# YOUR INSTRUCTIONS
How many lines in this data contain the string "Yujen"? Reply with the number only.

— start DATASET RECORDS —

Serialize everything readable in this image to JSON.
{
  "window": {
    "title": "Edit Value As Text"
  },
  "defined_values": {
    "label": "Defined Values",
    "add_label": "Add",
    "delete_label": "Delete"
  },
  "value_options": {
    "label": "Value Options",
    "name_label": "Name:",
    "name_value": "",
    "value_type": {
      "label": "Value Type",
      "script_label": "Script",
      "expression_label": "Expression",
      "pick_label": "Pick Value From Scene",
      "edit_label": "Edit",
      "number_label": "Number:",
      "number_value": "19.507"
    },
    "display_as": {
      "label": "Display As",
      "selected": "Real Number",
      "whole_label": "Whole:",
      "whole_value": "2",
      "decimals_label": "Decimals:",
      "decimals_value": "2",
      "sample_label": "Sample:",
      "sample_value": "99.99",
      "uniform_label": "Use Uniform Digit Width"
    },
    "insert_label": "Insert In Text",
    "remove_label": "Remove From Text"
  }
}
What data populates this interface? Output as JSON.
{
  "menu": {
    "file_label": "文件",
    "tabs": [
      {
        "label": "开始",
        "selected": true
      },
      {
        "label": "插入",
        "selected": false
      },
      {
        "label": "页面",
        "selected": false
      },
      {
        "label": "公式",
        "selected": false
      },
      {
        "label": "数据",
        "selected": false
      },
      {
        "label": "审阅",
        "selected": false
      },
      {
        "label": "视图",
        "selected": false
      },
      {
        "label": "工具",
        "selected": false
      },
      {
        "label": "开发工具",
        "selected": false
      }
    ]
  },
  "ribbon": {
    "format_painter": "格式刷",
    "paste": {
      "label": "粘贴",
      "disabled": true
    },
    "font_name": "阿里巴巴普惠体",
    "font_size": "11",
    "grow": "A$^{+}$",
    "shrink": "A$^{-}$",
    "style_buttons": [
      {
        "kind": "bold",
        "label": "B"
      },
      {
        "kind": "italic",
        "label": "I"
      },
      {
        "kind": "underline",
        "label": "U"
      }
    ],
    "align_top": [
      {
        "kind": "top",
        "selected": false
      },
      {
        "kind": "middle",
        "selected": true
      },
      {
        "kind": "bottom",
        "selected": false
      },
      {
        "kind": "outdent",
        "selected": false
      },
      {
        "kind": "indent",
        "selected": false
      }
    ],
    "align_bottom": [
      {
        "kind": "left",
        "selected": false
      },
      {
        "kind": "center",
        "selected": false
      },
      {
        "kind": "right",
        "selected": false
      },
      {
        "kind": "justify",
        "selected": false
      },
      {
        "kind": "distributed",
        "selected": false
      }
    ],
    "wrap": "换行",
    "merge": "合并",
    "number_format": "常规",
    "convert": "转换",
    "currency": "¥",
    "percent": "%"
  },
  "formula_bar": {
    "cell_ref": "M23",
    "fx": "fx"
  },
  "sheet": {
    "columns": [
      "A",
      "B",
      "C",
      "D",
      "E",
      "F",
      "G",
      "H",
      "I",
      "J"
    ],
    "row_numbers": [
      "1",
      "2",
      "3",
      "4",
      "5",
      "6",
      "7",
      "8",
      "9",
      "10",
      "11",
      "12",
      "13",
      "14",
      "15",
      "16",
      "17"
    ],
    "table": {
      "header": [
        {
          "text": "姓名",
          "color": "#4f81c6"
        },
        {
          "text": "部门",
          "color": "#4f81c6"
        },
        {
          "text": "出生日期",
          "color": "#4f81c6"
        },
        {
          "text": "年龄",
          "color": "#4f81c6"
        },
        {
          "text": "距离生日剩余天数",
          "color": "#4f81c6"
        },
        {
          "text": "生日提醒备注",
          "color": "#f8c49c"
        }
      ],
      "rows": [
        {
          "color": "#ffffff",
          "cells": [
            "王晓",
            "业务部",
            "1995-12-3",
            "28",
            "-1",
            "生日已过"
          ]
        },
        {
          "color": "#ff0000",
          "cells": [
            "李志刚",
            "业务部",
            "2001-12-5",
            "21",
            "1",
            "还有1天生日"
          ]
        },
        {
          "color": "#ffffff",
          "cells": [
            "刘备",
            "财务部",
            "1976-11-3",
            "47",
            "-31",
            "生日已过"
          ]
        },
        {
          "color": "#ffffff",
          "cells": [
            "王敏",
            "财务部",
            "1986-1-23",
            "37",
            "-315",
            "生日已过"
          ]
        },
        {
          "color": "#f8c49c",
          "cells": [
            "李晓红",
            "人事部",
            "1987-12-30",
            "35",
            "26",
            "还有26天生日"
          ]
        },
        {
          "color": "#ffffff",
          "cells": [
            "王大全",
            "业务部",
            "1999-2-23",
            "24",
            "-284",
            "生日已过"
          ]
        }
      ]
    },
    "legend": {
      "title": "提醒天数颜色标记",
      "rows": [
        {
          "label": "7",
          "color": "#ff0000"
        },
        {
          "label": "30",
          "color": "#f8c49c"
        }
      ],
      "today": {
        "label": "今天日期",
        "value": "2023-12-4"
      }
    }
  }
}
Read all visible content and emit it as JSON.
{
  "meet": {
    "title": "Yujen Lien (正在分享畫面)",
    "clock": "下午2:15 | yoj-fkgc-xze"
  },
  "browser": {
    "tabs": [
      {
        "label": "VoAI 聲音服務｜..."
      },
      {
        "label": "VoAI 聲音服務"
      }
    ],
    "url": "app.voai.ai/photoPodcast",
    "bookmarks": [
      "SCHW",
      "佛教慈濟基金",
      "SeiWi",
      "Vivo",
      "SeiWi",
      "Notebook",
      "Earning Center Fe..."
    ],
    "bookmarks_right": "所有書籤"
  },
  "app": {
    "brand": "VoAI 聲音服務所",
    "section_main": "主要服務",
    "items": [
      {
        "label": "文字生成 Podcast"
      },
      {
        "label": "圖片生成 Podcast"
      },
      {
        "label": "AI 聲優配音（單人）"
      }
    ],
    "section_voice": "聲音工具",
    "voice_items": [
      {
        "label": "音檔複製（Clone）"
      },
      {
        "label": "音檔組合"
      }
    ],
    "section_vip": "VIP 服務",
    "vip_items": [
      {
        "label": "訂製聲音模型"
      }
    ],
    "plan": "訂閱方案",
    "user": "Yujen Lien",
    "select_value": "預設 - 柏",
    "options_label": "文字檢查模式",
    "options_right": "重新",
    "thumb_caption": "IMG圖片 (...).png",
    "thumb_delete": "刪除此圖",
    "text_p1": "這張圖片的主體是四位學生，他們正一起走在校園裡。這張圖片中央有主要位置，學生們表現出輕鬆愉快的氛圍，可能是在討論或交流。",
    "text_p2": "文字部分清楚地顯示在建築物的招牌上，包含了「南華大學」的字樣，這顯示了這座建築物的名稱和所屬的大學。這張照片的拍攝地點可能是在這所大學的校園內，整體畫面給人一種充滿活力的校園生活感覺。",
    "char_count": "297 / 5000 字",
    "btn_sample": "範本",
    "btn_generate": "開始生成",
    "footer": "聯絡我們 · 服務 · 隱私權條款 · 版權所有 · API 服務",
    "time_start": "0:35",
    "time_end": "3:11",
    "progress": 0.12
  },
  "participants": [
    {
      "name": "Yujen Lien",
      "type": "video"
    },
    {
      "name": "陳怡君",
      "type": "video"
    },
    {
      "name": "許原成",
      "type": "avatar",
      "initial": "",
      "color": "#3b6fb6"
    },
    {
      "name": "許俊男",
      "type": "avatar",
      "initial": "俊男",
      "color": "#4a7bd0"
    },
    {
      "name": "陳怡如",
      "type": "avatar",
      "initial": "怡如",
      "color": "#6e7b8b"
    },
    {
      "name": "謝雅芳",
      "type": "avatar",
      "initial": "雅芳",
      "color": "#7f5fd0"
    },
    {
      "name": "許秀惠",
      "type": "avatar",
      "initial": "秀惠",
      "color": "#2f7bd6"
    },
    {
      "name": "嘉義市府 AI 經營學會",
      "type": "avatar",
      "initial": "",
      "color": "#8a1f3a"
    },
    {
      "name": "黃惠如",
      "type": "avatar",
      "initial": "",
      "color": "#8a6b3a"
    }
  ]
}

— end DATASET RECORDS —

# SOLUTION FOR THIS TASK
3